**INSTRUCTIONS TO FOLLOW**
Work out how many lines of the listing hold the string "this", then answer with that number and nothing else.

**Figure contents as structured data**
========================================================================

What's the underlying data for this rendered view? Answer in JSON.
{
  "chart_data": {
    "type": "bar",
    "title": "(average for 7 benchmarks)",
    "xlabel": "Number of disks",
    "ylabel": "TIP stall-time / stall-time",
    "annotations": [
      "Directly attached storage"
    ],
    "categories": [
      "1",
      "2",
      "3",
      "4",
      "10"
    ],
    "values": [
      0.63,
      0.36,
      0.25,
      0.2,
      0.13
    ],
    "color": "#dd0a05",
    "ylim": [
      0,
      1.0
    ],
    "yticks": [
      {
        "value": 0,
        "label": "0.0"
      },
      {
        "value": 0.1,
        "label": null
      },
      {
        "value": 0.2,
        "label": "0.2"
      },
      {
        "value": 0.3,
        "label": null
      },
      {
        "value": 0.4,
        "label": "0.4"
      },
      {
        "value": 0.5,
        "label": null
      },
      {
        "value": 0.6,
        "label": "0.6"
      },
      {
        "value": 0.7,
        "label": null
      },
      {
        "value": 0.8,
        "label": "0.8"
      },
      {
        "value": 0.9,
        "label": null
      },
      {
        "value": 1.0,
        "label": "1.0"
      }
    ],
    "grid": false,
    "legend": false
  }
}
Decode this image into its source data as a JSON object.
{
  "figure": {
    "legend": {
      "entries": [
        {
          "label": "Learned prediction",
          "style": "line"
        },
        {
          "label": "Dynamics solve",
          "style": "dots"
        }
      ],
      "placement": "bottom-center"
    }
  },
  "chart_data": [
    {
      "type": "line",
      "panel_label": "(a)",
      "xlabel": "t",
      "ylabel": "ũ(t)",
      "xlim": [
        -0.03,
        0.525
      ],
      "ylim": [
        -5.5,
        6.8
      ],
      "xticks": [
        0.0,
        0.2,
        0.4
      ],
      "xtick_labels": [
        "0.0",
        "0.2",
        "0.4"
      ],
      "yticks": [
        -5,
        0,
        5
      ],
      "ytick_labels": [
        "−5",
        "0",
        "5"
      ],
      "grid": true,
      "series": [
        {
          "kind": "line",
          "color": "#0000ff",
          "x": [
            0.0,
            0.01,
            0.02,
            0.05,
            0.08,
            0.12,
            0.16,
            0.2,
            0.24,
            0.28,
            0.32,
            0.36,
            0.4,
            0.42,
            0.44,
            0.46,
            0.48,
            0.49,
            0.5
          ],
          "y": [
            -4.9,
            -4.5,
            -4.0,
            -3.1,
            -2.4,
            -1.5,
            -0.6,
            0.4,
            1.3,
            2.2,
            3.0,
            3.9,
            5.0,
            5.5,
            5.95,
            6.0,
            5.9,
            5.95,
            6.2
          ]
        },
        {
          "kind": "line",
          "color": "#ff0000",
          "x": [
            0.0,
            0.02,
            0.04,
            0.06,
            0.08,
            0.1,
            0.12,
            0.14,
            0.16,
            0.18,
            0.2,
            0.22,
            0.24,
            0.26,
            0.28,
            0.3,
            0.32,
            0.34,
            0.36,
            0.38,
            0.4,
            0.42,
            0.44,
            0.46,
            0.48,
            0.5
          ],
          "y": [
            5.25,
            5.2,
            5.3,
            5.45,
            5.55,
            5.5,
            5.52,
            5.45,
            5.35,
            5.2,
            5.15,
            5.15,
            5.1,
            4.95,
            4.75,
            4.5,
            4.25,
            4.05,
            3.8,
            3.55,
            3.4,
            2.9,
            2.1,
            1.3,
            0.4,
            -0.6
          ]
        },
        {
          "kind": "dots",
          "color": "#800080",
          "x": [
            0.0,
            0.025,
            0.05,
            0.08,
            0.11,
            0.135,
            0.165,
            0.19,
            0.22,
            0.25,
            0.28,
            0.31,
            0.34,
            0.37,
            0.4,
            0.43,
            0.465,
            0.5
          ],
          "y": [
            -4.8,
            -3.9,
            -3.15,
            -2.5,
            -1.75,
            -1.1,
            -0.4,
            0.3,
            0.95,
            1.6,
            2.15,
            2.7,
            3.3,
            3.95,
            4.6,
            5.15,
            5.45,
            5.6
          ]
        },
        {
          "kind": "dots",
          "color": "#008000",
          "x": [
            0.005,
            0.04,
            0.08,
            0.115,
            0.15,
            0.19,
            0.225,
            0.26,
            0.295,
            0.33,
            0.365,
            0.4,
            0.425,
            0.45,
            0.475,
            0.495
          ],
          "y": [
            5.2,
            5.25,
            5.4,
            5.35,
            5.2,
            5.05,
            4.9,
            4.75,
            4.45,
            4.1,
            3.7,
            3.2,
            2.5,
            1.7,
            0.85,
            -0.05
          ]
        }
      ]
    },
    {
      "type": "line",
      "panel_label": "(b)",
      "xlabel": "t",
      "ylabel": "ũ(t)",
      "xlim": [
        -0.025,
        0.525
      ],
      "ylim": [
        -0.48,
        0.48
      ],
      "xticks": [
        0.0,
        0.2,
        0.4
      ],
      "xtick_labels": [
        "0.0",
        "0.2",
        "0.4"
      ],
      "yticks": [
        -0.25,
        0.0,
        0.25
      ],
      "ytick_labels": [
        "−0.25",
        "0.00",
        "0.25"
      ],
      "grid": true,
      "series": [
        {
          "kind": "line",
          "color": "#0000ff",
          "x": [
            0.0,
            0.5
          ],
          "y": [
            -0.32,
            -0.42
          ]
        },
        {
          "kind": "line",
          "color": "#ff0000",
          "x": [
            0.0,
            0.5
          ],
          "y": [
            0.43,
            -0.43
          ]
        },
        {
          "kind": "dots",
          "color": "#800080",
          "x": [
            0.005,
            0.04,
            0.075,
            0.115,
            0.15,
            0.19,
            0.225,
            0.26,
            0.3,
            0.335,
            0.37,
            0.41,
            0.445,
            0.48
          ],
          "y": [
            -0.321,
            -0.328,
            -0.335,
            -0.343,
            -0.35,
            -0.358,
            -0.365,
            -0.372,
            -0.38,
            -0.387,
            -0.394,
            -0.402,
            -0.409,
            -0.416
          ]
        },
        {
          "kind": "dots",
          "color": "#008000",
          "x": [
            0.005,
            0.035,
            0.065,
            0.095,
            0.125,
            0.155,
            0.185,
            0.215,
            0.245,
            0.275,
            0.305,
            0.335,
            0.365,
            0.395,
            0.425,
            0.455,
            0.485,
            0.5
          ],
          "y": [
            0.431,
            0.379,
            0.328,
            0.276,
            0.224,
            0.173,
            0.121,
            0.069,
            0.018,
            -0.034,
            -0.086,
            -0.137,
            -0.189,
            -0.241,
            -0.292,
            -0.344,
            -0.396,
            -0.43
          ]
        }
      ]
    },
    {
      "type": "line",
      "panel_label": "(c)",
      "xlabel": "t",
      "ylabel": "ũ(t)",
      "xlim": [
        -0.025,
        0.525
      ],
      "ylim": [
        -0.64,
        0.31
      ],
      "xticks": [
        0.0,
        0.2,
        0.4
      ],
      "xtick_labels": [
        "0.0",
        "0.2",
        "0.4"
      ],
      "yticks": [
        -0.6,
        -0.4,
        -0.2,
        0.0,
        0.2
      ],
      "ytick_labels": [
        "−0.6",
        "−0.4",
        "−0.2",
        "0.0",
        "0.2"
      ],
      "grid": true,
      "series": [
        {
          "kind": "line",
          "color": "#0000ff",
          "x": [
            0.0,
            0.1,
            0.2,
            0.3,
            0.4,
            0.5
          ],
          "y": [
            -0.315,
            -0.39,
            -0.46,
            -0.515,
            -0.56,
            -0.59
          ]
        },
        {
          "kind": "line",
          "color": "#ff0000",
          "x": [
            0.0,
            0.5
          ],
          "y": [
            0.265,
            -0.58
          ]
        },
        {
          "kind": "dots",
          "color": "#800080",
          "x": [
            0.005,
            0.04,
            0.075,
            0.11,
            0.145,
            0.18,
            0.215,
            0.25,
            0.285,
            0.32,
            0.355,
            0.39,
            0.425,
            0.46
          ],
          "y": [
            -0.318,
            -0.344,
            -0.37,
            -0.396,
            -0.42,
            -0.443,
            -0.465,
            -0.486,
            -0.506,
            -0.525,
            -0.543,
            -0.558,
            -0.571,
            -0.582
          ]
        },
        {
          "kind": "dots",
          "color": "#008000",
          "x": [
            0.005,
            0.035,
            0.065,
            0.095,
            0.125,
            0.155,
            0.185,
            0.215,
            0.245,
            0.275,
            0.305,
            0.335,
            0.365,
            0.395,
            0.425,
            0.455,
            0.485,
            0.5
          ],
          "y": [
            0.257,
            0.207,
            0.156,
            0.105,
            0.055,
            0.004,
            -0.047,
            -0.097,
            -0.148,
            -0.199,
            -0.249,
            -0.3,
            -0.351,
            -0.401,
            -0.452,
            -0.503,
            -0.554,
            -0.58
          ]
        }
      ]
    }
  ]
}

========================================================================

**COMPLETED EXERCISE**
2